**THE DATA:**
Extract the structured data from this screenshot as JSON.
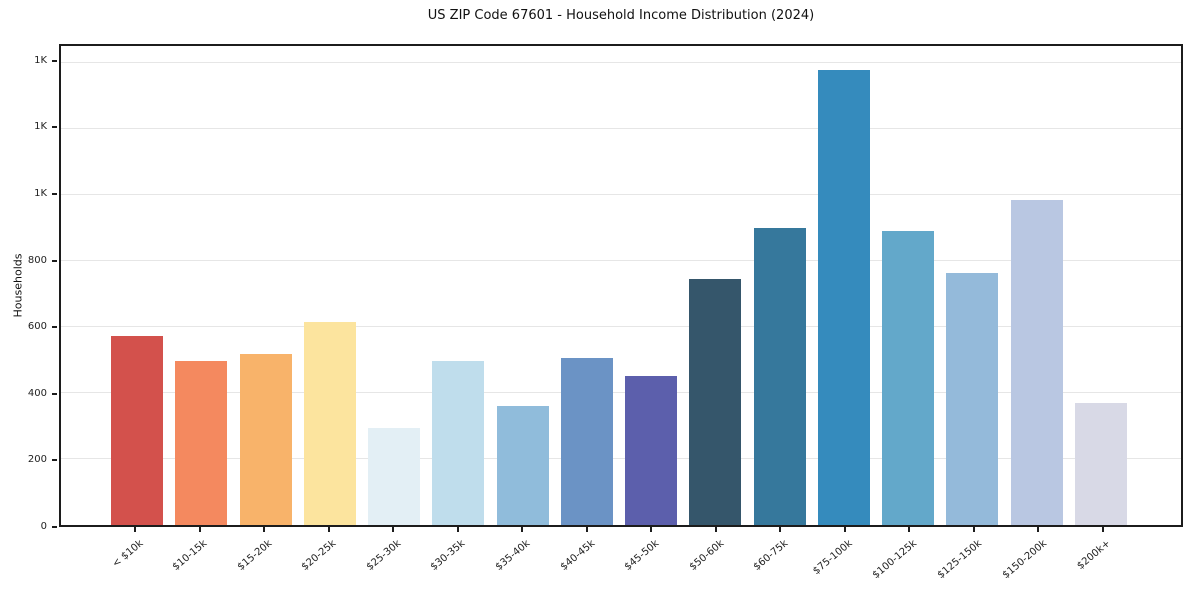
{
  "figure": {
    "title": "US ZIP Code 67601 - Household Income Distribution (2024)",
    "background_color": "#ffffff",
    "spine_color": "#1c1c1c",
    "gridline_color": "#e6e6e6"
  },
  "chart_data": {
    "type": "bar",
    "title": "US ZIP Code 67601 - Household Income Distribution (2024)",
    "xlabel": "",
    "ylabel": "Households",
    "categories": [
      "< $10k",
      "$10-15k",
      "$15-20k",
      "$20-25k",
      "$25-30k",
      "$30-35k",
      "$35-40k",
      "$40-45k",
      "$45-50k",
      "$50-60k",
      "$60-75k",
      "$75-100k",
      "$100-125k",
      "$125-150k",
      "$150-200k",
      "$200k+"
    ],
    "values": [
      571,
      495,
      517,
      614,
      295,
      497,
      360,
      505,
      450,
      745,
      900,
      1376,
      891,
      762,
      984,
      368
    ],
    "bar_colors": [
      "#d3514c",
      "#f4895f",
      "#f8b36a",
      "#fce49e",
      "#e3eff5",
      "#bfddec",
      "#90bcdb",
      "#6b93c5",
      "#5c5fac",
      "#35566b",
      "#36789c",
      "#358bbd",
      "#63a8ca",
      "#94bada",
      "#b9c7e2",
      "#d8d9e6"
    ],
    "ylim": [
      0,
      1450
    ],
    "yticks": [
      {
        "value": 0,
        "label": "0"
      },
      {
        "value": 200,
        "label": "200"
      },
      {
        "value": 400,
        "label": "400"
      },
      {
        "value": 600,
        "label": "600"
      },
      {
        "value": 800,
        "label": "800"
      },
      {
        "value": 1000,
        "label": "1K"
      },
      {
        "value": 1200,
        "label": "1K"
      },
      {
        "value": 1400,
        "label": "1K"
      }
    ],
    "grid": "horizontal",
    "legend": "none"
  }
}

**TASK DETAILS:** All of the records above must be copied exactly, except for the pictures.

**ANSWER BELOW:**
Extract the structured data from this screenshot as JSON.
{
  "figure": {
    "title": "US ZIP Code 67601 - Household Income Distribution (2024)",
    "background_color": "#ffffff",
    "spine_color": "#1c1c1c",
    "gridline_color": "#e6e6e6"
  },
  "chart_data": {
    "type": "bar",
    "title": "US ZIP Code 67601 - Household Income Distribution (2024)",
    "xlabel": "",
    "ylabel": "Households",
    "categories": [
      "< $10k",
      "$10-15k",
      "$15-20k",
      "$20-25k",
      "$25-30k",
      "$30-35k",
      "$35-40k",
      "$40-45k",
      "$45-50k",
      "$50-60k",
      "$60-75k",
      "$75-100k",
      "$100-125k",
      "$125-150k",
      "$150-200k",
      "$200k+"
    ],
    "values": [
      571,
      495,
      517,
      614,
      295,
      497,
      360,
      505,
      450,
      745,
      900,
      1376,
      891,
      762,
      984,
      368
    ],
    "bar_colors": [
      "#d3514c",
      "#f4895f",
      "#f8b36a",
      "#fce49e",
      "#e3eff5",
      "#bfddec",
      "#90bcdb",
      "#6b93c5",
      "#5c5fac",
      "#35566b",
      "#36789c",
      "#358bbd",
      "#63a8ca",
      "#94bada",
      "#b9c7e2",
      "#d8d9e6"
    ],
    "ylim": [
      0,
      1450
    ],
    "yticks": [
      {
        "value": 0,
        "label": "0"
      },
      {
        "value": 200,
        "label": "200"
      },
      {
        "value": 400,
        "label": "400"
      },
      {
        "value": 600,
        "label": "600"
      },
      {
        "value": 800,
        "label": "800"
      },
      {
        "value": 1000,
        "label": "1K"
      },
      {
        "value": 1200,
        "label": "1K"
      },
      {
        "value": 1400,
        "label": "1K"
      }
    ],
    "grid": "horizontal",
    "legend": "none"
  }
}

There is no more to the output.